* [WHAT TO PRODUCE] The entries below should be transcribed in their entirety, exactly as written.

(Collected data)
****
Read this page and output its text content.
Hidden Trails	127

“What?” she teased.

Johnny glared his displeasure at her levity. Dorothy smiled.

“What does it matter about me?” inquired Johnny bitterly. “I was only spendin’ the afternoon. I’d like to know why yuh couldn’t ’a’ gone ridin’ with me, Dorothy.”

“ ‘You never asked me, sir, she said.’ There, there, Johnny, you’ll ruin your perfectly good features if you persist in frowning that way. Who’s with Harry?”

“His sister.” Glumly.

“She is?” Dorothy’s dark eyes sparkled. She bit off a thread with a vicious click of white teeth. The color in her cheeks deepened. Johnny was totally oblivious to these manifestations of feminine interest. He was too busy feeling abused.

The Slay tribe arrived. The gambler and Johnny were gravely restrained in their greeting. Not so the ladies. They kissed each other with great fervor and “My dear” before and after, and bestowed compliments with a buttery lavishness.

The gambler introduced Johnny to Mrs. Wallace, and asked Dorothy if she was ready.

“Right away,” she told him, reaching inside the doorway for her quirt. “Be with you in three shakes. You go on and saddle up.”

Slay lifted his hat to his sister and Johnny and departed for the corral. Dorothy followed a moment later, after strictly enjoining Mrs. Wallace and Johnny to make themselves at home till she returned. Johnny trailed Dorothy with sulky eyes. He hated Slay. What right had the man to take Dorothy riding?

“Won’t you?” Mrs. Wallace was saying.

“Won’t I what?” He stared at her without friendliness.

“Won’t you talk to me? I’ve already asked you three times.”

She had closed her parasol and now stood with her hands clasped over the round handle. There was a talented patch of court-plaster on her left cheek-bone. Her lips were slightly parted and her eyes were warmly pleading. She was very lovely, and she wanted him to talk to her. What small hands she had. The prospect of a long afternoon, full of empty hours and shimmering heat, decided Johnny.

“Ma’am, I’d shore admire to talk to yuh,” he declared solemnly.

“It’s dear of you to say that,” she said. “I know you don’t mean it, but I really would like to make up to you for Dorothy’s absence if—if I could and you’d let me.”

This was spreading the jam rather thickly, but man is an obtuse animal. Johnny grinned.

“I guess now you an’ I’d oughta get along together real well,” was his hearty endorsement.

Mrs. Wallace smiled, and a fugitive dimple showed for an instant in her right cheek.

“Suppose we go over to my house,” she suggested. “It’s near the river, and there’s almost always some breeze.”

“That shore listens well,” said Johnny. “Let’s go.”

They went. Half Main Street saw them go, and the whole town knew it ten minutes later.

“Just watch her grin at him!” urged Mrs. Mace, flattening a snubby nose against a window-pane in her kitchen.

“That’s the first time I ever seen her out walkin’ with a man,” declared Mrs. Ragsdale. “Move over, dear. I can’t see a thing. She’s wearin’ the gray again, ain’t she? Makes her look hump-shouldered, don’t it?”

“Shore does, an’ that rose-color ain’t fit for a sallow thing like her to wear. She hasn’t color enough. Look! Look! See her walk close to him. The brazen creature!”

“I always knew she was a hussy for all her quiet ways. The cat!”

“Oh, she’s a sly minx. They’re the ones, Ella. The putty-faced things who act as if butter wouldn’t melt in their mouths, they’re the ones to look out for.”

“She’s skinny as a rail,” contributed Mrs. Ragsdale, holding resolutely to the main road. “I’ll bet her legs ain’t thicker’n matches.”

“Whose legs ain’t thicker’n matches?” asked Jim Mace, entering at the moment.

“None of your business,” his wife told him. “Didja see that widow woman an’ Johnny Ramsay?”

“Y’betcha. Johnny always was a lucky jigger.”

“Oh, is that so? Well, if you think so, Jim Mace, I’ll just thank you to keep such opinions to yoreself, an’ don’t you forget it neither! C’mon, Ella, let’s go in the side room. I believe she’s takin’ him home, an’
****
* [WRITTEN SOLUTION]
Read this page and output its text content.
Hidden Trails	127

“What?” she teased.

Johnny glared his displeasure at her levity. Dorothy smiled.

“What does it matter about me?” inquired Johnny bitterly. “I was only spendin’ the afternoon. I’d like to know why yuh couldn’t ’a’ gone ridin’ with me, Dorothy.”

“ ‘You never asked me, sir, she said.’ There, there, Johnny, you’ll ruin your perfectly good features if you persist in frowning that way. Who’s with Harry?”

“His sister.” Glumly.

“She is?” Dorothy’s dark eyes sparkled. She bit off a thread with a vicious click of white teeth. The color in her cheeks deepened. Johnny was totally oblivious to these manifestations of feminine interest. He was too busy feeling abused.

The Slay tribe arrived. The gambler and Johnny were gravely restrained in their greeting. Not so the ladies. They kissed each other with great fervor and “My dear” before and after, and bestowed compliments with a buttery lavishness.

The gambler introduced Johnny to Mrs. Wallace, and asked Dorothy if she was ready.

“Right away,” she told him, reaching inside the doorway for her quirt. “Be with you in three shakes. You go on and saddle up.”

Slay lifted his hat to his sister and Johnny and departed for the corral. Dorothy followed a moment later, after strictly enjoining Mrs. Wallace and Johnny to make themselves at home till she returned. Johnny trailed Dorothy with sulky eyes. He hated Slay. What right had the man to take Dorothy riding?

“Won’t you?” Mrs. Wallace was saying.

“Won’t I what?” He stared at her without friendliness.

“Won’t you talk to me? I’ve already asked you three times.”

She had closed her parasol and now stood with her hands clasped over the round handle. There was a talented patch of court-plaster on her left cheek-bone. Her lips were slightly parted and her eyes were warmly pleading. She was very lovely, and she wanted him to talk to her. What small hands she had. The prospect of a long afternoon, full of empty hours and shimmering heat, decided Johnny.

“Ma’am, I’d shore admire to talk to yuh,” he declared solemnly.

“It’s dear of you to say that,” she said. “I know you don’t mean it, but I really would like to make up to you for Dorothy’s absence if—if I could and you’d let me.”

This was spreading the jam rather thickly, but man is an obtuse animal. Johnny grinned.

“I guess now you an’ I’d oughta get along together real well,” was his hearty endorsement.

Mrs. Wallace smiled, and a fugitive dimple showed for an instant in her right cheek.

“Suppose we go over to my house,” she suggested. “It’s near the river, and there’s almost always some breeze.”

“That shore listens well,” said Johnny. “Let’s go.”

They went. Half Main Street saw them go, and the whole town knew it ten minutes later.

“Just watch her grin at him!” urged Mrs. Mace, flattening a snubby nose against a window-pane in her kitchen.

“That’s the first time I ever seen her out walkin’ with a man,” declared Mrs. Ragsdale. “Move over, dear. I can’t see a thing. She’s wearin’ the gray again, ain’t she? Makes her look hump-shouldered, don’t it?”

“Shore does, an’ that rose-color ain’t fit for a sallow thing like her to wear. She hasn’t color enough. Look! Look! See her walk close to him. The brazen creature!”

“I always knew she was a hussy for all her quiet ways. The cat!”

“Oh, she’s a sly minx. They’re the ones, Ella. The putty-faced things who act as if butter wouldn’t melt in their mouths, they’re the ones to look out for.”

“She’s skinny as a rail,” contributed Mrs. Ragsdale, holding resolutely to the main road. “I’ll bet her legs ain’t thicker’n matches.”

“Whose legs ain’t thicker’n matches?” asked Jim Mace, entering at the moment.

“None of your business,” his wife told him. “Didja see that widow woman an’ Johnny Ramsay?”

“Y’betcha. Johnny always was a lucky jigger.”

“Oh, is that so? Well, if you think so, Jim Mace, I’ll just thank you to keep such opinions to yoreself, an’ don’t you forget it neither! C’mon, Ella, let’s go in the side room. I believe she’s takin’ him home, an’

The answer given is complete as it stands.